Collection entries
====

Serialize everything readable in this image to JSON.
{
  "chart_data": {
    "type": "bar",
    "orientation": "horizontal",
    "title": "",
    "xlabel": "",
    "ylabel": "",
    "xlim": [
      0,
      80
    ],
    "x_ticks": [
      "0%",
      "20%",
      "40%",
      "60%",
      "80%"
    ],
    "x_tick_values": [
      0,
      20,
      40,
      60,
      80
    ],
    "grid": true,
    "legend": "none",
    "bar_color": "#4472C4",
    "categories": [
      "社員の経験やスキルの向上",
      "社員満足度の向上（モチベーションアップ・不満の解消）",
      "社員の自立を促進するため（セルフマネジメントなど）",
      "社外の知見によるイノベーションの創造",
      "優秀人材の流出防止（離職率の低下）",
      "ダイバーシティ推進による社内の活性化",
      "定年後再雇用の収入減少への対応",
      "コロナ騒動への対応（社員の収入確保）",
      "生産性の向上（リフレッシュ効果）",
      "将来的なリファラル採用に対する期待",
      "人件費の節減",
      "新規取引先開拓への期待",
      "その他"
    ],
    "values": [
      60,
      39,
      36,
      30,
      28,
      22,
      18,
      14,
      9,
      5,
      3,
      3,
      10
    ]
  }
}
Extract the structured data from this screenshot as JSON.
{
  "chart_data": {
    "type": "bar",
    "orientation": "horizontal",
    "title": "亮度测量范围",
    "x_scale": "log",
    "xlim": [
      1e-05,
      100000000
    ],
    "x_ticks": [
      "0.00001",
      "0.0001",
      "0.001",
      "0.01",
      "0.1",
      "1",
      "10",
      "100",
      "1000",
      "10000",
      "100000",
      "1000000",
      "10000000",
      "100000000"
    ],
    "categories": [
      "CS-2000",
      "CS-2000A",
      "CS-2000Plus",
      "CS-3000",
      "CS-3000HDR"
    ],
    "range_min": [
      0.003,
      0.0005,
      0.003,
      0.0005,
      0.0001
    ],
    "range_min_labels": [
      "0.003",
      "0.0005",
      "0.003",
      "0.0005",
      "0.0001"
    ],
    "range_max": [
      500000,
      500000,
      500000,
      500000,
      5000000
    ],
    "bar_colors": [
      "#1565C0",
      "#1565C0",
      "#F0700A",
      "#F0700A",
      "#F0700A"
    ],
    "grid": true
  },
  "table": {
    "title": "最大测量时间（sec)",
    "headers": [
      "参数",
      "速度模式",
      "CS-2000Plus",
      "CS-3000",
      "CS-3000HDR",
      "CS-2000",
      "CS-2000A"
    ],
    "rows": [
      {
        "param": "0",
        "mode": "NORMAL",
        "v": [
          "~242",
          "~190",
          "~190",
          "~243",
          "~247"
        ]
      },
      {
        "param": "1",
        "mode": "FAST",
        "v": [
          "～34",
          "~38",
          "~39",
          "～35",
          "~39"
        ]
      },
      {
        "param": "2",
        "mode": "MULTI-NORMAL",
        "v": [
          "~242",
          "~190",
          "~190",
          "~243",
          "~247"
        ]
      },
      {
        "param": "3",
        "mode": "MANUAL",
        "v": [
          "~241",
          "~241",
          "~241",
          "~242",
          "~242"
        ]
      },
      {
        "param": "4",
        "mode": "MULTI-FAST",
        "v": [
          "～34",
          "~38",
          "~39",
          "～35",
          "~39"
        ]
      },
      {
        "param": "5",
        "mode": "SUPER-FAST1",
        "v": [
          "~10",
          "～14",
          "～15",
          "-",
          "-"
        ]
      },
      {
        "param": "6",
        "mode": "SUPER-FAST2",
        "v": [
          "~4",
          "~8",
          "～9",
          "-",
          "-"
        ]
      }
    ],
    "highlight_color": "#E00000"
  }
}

====

### Task statement
Using the listing above, retype each line exactly.

### Solution for this exercise
Serialize everything readable in this image to JSON.
{
  "chart_data": {
    "type": "bar",
    "orientation": "horizontal",
    "title": "",
    "xlabel": "",
    "ylabel": "",
    "xlim": [
      0,
      80
    ],
    "x_ticks": [
      "0%",
      "20%",
      "40%",
      "60%",
      "80%"
    ],
    "x_tick_values": [
      0,
      20,
      40,
      60,
      80
    ],
    "grid": true,
    "legend": "none",
    "bar_color": "#4472C4",
    "categories": [
      "社員の経験やスキルの向上",
      "社員満足度の向上（モチベーションアップ・不満の解消）",
      "社員の自立を促進するため（セルフマネジメントなど）",
      "社外の知見によるイノベーションの創造",
      "優秀人材の流出防止（離職率の低下）",
      "ダイバーシティ推進による社内の活性化",
      "定年後再雇用の収入減少への対応",
      "コロナ騒動への対応（社員の収入確保）",
      "生産性の向上（リフレッシュ効果）",
      "将来的なリファラル採用に対する期待",
      "人件費の節減",
      "新規取引先開拓への期待",
      "その他"
    ],
    "values": [
      60,
      39,
      36,
      30,
      28,
      22,
      18,
      14,
      9,
      5,
      3,
      3,
      10
    ]
  }
}
Extract the structured data from this screenshot as JSON.
{
  "chart_data": {
    "type": "bar",
    "orientation": "horizontal",
    "title": "亮度测量范围",
    "x_scale": "log",
    "xlim": [
      1e-05,
      100000000
    ],
    "x_ticks": [
      "0.00001",
      "0.0001",
      "0.001",
      "0.01",
      "0.1",
      "1",
      "10",
      "100",
      "1000",
      "10000",
      "100000",
      "1000000",
      "10000000",
      "100000000"
    ],
    "categories": [
      "CS-2000",
      "CS-2000A",
      "CS-2000Plus",
      "CS-3000",
      "CS-3000HDR"
    ],
    "range_min": [
      0.003,
      0.0005,
      0.003,
      0.0005,
      0.0001
    ],
    "range_min_labels": [
      "0.003",
      "0.0005",
      "0.003",
      "0.0005",
      "0.0001"
    ],
    "range_max": [
      500000,
      500000,
      500000,
      500000,
      5000000
    ],
    "bar_colors": [
      "#1565C0",
      "#1565C0",
      "#F0700A",
      "#F0700A",
      "#F0700A"
    ],
    "grid": true
  },
  "table": {
    "title": "最大测量时间（sec)",
    "headers": [
      "参数",
      "速度模式",
      "CS-2000Plus",
      "CS-3000",
      "CS-3000HDR",
      "CS-2000",
      "CS-2000A"
    ],
    "rows": [
      {
        "param": "0",
        "mode": "NORMAL",
        "v": [
          "~242",
          "~190",
          "~190",
          "~243",
          "~247"
        ]
      },
      {
        "param": "1",
        "mode": "FAST",
        "v": [
          "～34",
          "~38",
          "~39",
          "～35",
          "~39"
        ]
      },
      {
        "param": "2",
        "mode": "MULTI-NORMAL",
        "v": [
          "~242",
          "~190",
          "~190",
          "~243",
          "~247"
        ]
      },
      {
        "param": "3",
        "mode": "MANUAL",
        "v": [
          "~241",
          "~241",
          "~241",
          "~242",
          "~242"
        ]
      },
      {
        "param": "4",
        "mode": "MULTI-FAST",
        "v": [
          "～34",
          "~38",
          "~39",
          "～35",
          "~39"
        ]
      },
      {
        "param": "5",
        "mode": "SUPER-FAST1",
        "v": [
          "~10",
          "～14",
          "～15",
          "-",
          "-"
        ]
      },
      {
        "param": "6",
        "mode": "SUPER-FAST2",
        "v": [
          "~4",
          "~8",
          "～9",
          "-",
          "-"
        ]
      }
    ],
    "highlight_color": "#E00000"
  }
}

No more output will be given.